**WRITTEN INSTRUCTION:** The records underneath are to be repeated exactly, with the pictures left out.

**INFORMATION SUPPLIED:**
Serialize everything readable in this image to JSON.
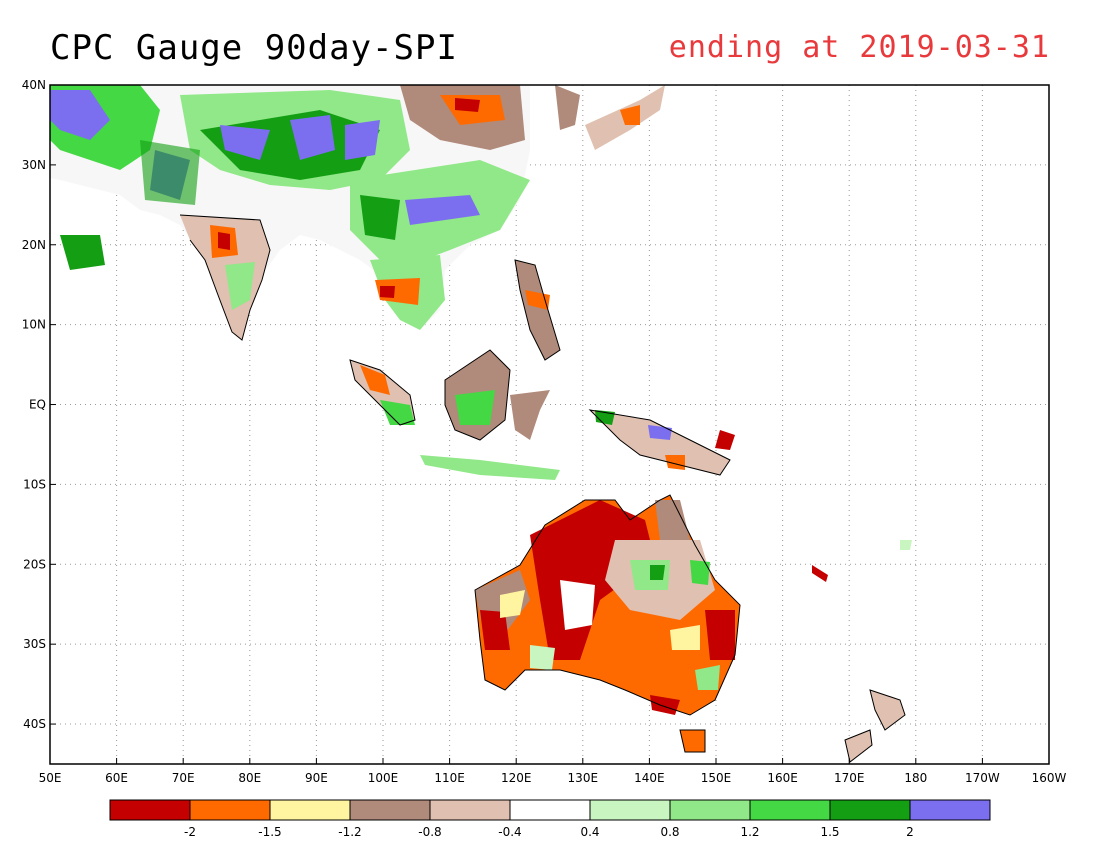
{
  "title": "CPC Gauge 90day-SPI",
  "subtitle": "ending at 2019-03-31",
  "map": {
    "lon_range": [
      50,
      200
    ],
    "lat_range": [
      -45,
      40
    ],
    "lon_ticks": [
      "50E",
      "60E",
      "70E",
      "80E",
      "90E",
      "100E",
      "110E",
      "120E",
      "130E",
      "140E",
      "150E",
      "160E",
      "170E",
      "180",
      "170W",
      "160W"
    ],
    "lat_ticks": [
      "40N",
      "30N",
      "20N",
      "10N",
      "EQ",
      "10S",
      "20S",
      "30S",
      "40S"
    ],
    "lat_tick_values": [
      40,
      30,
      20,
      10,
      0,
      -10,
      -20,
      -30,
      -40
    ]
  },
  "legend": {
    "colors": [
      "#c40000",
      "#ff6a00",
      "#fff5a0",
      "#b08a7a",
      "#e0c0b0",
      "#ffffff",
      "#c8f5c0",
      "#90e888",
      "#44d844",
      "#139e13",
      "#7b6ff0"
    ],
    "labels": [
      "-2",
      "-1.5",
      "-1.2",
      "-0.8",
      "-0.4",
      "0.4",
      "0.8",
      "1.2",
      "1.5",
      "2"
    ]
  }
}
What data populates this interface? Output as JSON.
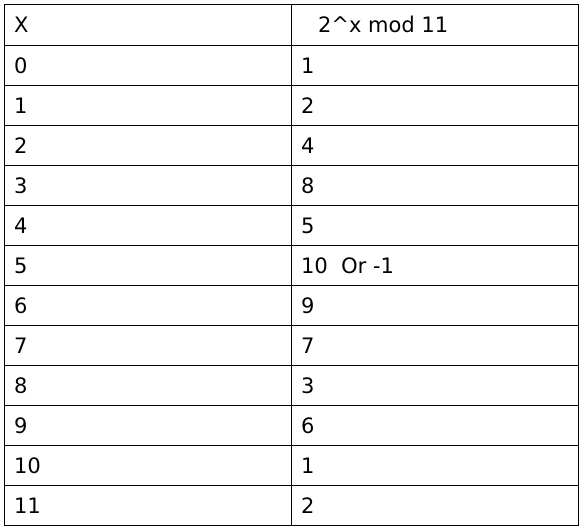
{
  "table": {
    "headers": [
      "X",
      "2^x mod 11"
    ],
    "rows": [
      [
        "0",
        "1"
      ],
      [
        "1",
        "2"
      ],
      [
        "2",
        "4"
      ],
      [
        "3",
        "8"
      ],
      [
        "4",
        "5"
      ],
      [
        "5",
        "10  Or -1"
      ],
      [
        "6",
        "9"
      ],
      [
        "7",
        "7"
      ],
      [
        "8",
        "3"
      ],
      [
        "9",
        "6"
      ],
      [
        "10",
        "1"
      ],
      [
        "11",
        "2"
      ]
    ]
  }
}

**RESULT FOR THIS EXERCISE:**
Serialize everything readable in this image to JSON.
{
  "title": "CPC Gauge 90day-SPI",
  "subtitle": "ending at 2019-03-31",
  "map": {
    "lon_range": [
      50,
      200
    ],
    "lat_range": [
      -45,
      40
    ],
    "lon_ticks": [
      "50E",
      "60E",
      "70E",
      "80E",
      "90E",
      "100E",
      "110E",
      "120E",
      "130E",
      "140E",
      "150E",
      "160E",
      "170E",
      "180",
      "170W",
      "160W"
    ],
    "lat_ticks": [
      "40N",
      "30N",
      "20N",
      "10N",
      "EQ",
      "10S",
      "20S",
      "30S",
      "40S"
    ],
    "lat_tick_values": [
      40,
      30,
      20,
      10,
      0,
      -10,
      -20,
      -30,
      -40
    ]
  },
  "legend": {
    "colors": [
      "#c40000",
      "#ff6a00",
      "#fff5a0",
      "#b08a7a",
      "#e0c0b0",
      "#ffffff",
      "#c8f5c0",
      "#90e888",
      "#44d844",
      "#139e13",
      "#7b6ff0"
    ],
    "labels": [
      "-2",
      "-1.5",
      "-1.2",
      "-0.8",
      "-0.4",
      "0.4",
      "0.8",
      "1.2",
      "1.5",
      "2"
    ]
  }
}
What data populates this interface? Output as JSON.
{
  "table": {
    "headers": [
      "X",
      "2^x mod 11"
    ],
    "rows": [
      [
        "0",
        "1"
      ],
      [
        "1",
        "2"
      ],
      [
        "2",
        "4"
      ],
      [
        "3",
        "8"
      ],
      [
        "4",
        "5"
      ],
      [
        "5",
        "10  Or -1"
      ],
      [
        "6",
        "9"
      ],
      [
        "7",
        "7"
      ],
      [
        "8",
        "3"
      ],
      [
        "9",
        "6"
      ],
      [
        "10",
        "1"
      ],
      [
        "11",
        "2"
      ]
    ]
  }
}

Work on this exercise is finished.